# [Your goal]
Write out the part of the systemd bug report below word for word, starting at the words "#!/usr/bin/python" and stopping after the words "sys.exit(0)".

Bug 1352264

Summary:	systemd immediately sends SIGKILL after SIGTERM during shutdown
Product:	Red Hat Enterprise Linux 7	Reporter:	Tomáš Kašpárek <tkasparek>
Component:	systemd	Assignee:	systemd-maint
Status:	CLOSED NOTABUG	QA Contact:	qe-baseos-daemons
Severity:	unspecified	Docs Contact:
Priority:	unspecified
Version:	7.2	CC:	jdostal, msekleta, systemd-maint-list, tkasparek, tlestach
Target Milestone:	rc
Target Release:	---
Hardware:	Unspecified
OS:	Unspecified
Whiteboard:
Fixed In Version:		Doc Type:	If docs needed, set a value
Doc Text:		Story Points:	---
Clone Of:		Environment:
Last Closed:	2016-11-30 13:11:43 UTC	Type:	Bug
Regression:	---	Mount Type:	---
Documentation:	---	CRM:
Verified Versions:		Category:	---
oVirt Team:	---	RHEL 7.3 requirements from Atomic Host:
Cloudforms Team:	---	Target Upstream Version:
Embargoed:
Bug Depends On:
Bug Blocks:	1311170

Description Tomáš Kašpárek 2016-07-03 05:14:26 UTC

Description of problem:
systemd immediately sends SIGKILL after SIGTERM during shutdown, there's no window of opportunity for processes to terminate  

Version-Release number of selected component (if applicable):
systemd-219-19.el7.x86_64

How reproducible:
always

Steps to Reproduce:
1. run following python script which illustrates our use case:

#!/usr/bin/python

import os
import sys
import signal
import time

def sigterm_handler(signum, frame):
  time.sleep(5) # emulate time needed for clean-up actions
  print 'caught sigterm'
  sys.exit(0)

# [Given entries]

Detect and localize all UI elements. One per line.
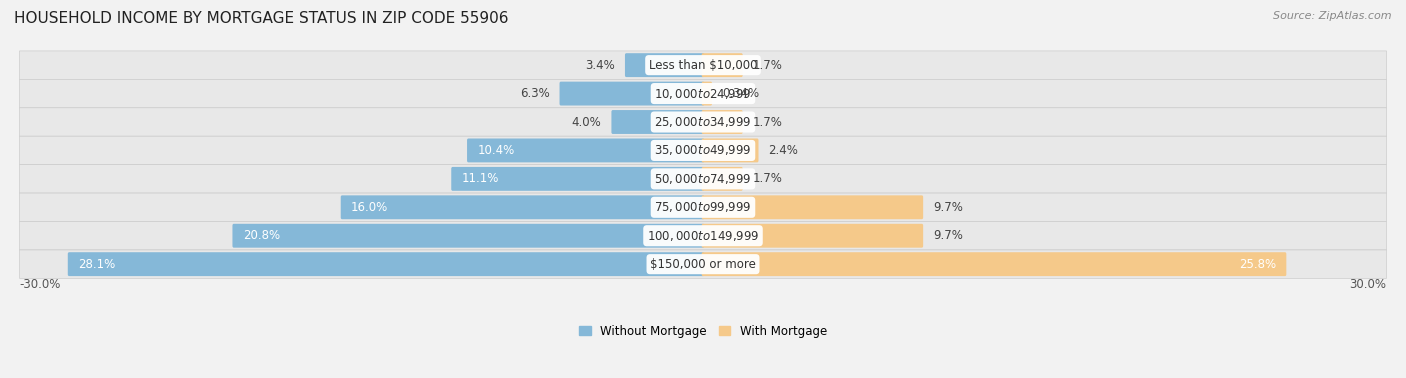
FancyBboxPatch shape bbox=[702, 110, 742, 134]
Text: 6.3%: 6.3% bbox=[520, 87, 550, 100]
Text: 1.7%: 1.7% bbox=[752, 116, 783, 129]
Text: 30.0%: 30.0% bbox=[1350, 278, 1386, 291]
Text: 25.8%: 25.8% bbox=[1239, 258, 1277, 271]
Text: HOUSEHOLD INCOME BY MORTGAGE STATUS IN ZIP CODE 55906: HOUSEHOLD INCOME BY MORTGAGE STATUS IN Z… bbox=[14, 11, 509, 26]
Text: 0.34%: 0.34% bbox=[721, 87, 759, 100]
FancyBboxPatch shape bbox=[67, 252, 704, 276]
Text: 16.0%: 16.0% bbox=[352, 201, 388, 214]
FancyBboxPatch shape bbox=[702, 138, 758, 163]
Text: $75,000 to $99,999: $75,000 to $99,999 bbox=[654, 200, 752, 214]
FancyBboxPatch shape bbox=[612, 110, 704, 134]
FancyBboxPatch shape bbox=[340, 195, 704, 219]
Text: 2.4%: 2.4% bbox=[769, 144, 799, 157]
Text: $35,000 to $49,999: $35,000 to $49,999 bbox=[654, 143, 752, 157]
Text: -30.0%: -30.0% bbox=[20, 278, 60, 291]
FancyBboxPatch shape bbox=[451, 167, 704, 191]
FancyBboxPatch shape bbox=[20, 250, 1386, 278]
Text: $150,000 or more: $150,000 or more bbox=[650, 258, 756, 271]
Text: 3.4%: 3.4% bbox=[585, 59, 614, 72]
Legend: Without Mortgage, With Mortgage: Without Mortgage, With Mortgage bbox=[579, 325, 827, 338]
Text: 9.7%: 9.7% bbox=[934, 229, 963, 242]
FancyBboxPatch shape bbox=[624, 53, 704, 77]
FancyBboxPatch shape bbox=[560, 82, 704, 105]
FancyBboxPatch shape bbox=[20, 51, 1386, 79]
FancyBboxPatch shape bbox=[702, 167, 742, 191]
FancyBboxPatch shape bbox=[702, 195, 924, 219]
Text: Source: ZipAtlas.com: Source: ZipAtlas.com bbox=[1274, 11, 1392, 21]
Text: 9.7%: 9.7% bbox=[934, 201, 963, 214]
Text: 1.7%: 1.7% bbox=[752, 59, 783, 72]
Text: Less than $10,000: Less than $10,000 bbox=[648, 59, 758, 72]
FancyBboxPatch shape bbox=[232, 224, 704, 248]
Text: 10.4%: 10.4% bbox=[478, 144, 515, 157]
Text: $10,000 to $24,999: $10,000 to $24,999 bbox=[654, 87, 752, 101]
FancyBboxPatch shape bbox=[20, 193, 1386, 222]
Text: $100,000 to $149,999: $100,000 to $149,999 bbox=[647, 229, 759, 243]
Text: $25,000 to $34,999: $25,000 to $34,999 bbox=[654, 115, 752, 129]
FancyBboxPatch shape bbox=[702, 82, 711, 105]
Text: 1.7%: 1.7% bbox=[752, 172, 783, 185]
FancyBboxPatch shape bbox=[702, 252, 1286, 276]
FancyBboxPatch shape bbox=[20, 222, 1386, 250]
Text: $50,000 to $74,999: $50,000 to $74,999 bbox=[654, 172, 752, 186]
FancyBboxPatch shape bbox=[702, 53, 742, 77]
FancyBboxPatch shape bbox=[467, 138, 704, 163]
Text: 11.1%: 11.1% bbox=[461, 172, 499, 185]
FancyBboxPatch shape bbox=[20, 136, 1386, 165]
FancyBboxPatch shape bbox=[702, 224, 924, 248]
Text: 28.1%: 28.1% bbox=[79, 258, 115, 271]
FancyBboxPatch shape bbox=[20, 108, 1386, 136]
Text: 4.0%: 4.0% bbox=[572, 116, 602, 129]
Text: 20.8%: 20.8% bbox=[243, 229, 280, 242]
FancyBboxPatch shape bbox=[20, 79, 1386, 108]
FancyBboxPatch shape bbox=[20, 165, 1386, 193]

# [Result of this exercise]
#!/usr/bin/python

import os
import sys
import signal
import time

def sigterm_handler(signum, frame):
  time.sleep(5) # emulate time needed for clean-up actions
  print 'caught sigterm'
  sys.exit(0)